EXERCISE PROMPT - Extract the lines of the listing from its first line through the line that contains "settings-display: SETTINGS ◄", including both, and reproduce each one unchanged.

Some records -
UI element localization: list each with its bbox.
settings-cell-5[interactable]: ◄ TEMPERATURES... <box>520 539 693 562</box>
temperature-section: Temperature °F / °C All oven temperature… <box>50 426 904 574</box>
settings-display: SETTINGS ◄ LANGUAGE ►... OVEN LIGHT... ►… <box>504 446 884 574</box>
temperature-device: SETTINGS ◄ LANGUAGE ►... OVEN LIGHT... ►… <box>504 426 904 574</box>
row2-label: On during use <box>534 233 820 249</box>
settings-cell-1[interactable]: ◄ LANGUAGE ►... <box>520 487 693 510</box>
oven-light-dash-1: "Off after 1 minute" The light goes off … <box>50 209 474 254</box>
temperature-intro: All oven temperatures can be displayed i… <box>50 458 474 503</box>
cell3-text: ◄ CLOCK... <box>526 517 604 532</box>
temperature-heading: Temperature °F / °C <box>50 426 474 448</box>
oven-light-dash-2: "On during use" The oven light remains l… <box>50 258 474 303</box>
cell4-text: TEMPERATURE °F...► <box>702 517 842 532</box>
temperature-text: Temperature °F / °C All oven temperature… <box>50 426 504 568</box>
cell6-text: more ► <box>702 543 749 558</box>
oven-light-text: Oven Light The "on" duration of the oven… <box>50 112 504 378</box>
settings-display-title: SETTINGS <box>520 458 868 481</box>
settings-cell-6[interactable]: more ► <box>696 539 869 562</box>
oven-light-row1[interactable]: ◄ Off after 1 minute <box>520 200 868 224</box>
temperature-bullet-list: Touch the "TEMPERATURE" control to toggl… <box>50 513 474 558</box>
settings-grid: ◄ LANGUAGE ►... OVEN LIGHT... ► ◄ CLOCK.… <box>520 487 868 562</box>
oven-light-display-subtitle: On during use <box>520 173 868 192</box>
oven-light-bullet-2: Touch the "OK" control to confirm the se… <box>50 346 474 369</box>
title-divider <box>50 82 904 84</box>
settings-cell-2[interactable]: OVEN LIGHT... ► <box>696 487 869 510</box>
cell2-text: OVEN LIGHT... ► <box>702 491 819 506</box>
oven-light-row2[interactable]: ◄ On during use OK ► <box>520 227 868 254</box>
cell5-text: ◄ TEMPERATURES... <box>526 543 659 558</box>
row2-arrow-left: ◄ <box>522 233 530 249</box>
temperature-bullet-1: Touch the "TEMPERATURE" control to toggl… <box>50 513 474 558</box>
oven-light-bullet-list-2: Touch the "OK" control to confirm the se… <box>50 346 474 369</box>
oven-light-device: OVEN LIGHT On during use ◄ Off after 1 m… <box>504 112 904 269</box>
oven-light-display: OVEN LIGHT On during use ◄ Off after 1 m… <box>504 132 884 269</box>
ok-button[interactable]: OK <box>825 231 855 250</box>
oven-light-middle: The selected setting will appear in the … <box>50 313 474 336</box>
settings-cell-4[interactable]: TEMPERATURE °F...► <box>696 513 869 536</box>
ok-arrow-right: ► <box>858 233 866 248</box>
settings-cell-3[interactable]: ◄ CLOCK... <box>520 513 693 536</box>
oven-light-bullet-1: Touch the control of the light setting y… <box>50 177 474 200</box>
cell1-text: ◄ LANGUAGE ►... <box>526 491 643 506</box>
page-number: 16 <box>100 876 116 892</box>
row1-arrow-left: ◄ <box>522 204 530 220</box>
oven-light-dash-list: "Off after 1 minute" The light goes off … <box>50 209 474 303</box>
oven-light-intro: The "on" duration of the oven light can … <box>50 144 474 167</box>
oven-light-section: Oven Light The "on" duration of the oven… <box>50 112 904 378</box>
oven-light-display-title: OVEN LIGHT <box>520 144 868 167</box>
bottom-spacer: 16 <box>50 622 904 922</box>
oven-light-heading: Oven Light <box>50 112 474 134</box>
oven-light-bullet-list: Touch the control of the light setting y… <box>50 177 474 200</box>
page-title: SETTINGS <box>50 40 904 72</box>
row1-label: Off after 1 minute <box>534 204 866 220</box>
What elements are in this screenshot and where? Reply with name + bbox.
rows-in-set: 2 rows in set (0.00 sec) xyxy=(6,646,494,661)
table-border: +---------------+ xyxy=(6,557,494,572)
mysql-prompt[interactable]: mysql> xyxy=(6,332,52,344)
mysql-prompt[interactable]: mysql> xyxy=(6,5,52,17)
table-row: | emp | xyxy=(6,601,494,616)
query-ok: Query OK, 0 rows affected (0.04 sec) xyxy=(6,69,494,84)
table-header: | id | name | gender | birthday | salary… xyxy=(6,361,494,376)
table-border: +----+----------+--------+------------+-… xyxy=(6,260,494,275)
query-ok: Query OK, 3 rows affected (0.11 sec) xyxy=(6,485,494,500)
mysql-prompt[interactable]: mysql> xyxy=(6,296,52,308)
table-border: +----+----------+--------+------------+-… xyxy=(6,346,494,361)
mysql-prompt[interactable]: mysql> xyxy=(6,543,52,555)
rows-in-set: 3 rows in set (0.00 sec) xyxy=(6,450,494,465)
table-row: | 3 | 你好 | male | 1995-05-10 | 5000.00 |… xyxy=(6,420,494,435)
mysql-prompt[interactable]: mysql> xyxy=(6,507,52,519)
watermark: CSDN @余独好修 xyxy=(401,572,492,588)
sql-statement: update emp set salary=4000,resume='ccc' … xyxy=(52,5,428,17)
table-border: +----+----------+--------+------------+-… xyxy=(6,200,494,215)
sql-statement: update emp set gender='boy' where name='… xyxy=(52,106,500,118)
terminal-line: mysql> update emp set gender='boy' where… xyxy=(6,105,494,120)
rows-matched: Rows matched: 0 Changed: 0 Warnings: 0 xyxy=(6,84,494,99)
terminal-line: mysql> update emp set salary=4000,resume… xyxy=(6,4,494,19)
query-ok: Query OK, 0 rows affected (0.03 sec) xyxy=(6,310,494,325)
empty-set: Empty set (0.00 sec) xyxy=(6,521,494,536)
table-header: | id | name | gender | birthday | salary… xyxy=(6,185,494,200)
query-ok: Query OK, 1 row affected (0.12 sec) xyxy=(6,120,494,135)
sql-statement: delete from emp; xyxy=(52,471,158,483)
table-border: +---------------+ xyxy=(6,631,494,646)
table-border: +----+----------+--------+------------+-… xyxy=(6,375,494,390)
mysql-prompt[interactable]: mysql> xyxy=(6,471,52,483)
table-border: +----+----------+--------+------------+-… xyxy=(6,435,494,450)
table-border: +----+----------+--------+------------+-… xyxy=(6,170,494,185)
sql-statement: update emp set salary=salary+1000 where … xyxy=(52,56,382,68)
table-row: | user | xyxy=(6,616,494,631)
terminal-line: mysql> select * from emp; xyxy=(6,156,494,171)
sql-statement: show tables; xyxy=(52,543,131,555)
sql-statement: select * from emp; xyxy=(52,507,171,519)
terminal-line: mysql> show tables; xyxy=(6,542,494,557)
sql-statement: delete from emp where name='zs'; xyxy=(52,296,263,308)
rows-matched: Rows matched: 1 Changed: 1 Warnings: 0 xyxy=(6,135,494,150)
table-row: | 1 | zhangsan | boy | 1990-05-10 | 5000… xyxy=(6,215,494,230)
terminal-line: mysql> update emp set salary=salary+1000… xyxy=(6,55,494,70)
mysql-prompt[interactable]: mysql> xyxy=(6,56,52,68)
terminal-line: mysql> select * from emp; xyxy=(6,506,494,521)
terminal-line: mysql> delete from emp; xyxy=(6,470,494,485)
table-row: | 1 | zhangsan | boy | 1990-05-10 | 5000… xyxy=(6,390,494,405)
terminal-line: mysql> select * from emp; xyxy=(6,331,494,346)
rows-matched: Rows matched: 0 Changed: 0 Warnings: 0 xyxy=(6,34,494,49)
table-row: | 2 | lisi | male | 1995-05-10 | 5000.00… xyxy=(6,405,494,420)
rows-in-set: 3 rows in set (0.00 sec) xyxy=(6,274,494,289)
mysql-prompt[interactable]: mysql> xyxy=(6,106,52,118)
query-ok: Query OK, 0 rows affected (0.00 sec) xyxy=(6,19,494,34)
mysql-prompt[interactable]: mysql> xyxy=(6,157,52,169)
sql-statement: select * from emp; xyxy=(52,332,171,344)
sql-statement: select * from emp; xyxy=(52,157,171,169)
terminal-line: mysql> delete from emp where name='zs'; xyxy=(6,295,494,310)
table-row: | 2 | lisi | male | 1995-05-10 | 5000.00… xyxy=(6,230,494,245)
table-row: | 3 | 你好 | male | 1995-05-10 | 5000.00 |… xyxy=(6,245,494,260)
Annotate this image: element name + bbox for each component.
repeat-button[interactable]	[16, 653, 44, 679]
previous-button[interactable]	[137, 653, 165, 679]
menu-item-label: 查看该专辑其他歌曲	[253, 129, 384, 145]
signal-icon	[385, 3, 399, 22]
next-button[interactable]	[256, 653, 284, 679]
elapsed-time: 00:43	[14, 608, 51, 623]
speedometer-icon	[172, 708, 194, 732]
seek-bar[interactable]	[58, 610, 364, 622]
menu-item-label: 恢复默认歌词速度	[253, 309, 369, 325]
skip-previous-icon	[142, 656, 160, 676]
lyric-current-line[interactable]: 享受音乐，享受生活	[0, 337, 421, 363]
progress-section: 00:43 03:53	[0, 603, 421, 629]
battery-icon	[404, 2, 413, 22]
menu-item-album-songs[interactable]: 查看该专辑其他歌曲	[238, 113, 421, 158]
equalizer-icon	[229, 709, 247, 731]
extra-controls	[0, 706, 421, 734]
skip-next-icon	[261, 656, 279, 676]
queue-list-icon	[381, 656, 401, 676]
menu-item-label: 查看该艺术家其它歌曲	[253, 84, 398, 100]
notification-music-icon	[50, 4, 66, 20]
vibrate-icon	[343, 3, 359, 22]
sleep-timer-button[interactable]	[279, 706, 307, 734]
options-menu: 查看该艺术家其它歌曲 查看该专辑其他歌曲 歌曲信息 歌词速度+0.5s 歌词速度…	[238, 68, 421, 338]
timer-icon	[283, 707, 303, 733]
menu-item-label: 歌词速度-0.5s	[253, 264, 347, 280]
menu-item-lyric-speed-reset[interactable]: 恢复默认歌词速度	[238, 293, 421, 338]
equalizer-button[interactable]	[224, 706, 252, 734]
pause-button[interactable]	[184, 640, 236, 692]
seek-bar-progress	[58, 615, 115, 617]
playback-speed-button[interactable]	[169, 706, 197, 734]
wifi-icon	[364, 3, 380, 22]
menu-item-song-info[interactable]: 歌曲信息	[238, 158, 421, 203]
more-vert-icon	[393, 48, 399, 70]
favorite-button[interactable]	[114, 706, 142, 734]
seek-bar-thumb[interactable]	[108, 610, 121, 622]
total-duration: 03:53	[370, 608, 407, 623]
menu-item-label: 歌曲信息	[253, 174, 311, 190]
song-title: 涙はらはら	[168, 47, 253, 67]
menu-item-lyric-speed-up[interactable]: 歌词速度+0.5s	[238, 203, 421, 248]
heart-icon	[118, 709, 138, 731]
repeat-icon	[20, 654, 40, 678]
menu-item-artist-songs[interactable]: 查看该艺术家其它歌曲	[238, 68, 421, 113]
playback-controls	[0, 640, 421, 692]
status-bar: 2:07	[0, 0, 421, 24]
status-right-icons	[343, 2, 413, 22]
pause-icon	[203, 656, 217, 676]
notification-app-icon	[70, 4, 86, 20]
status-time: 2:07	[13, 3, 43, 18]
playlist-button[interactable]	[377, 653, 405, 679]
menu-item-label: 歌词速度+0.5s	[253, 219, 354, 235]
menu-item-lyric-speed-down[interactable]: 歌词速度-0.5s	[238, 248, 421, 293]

WRITTEN ANSWER -
UI element localization: list each with its bbox.
settings-cell-5[interactable]: ◄ TEMPERATURES... <box>520 539 693 562</box>
temperature-section: Temperature °F / °C All oven temperature… <box>50 426 904 574</box>
settings-display: SETTINGS ◄ LANGUAGE ►... OVEN LIGHT... ►… <box>504 446 884 574</box>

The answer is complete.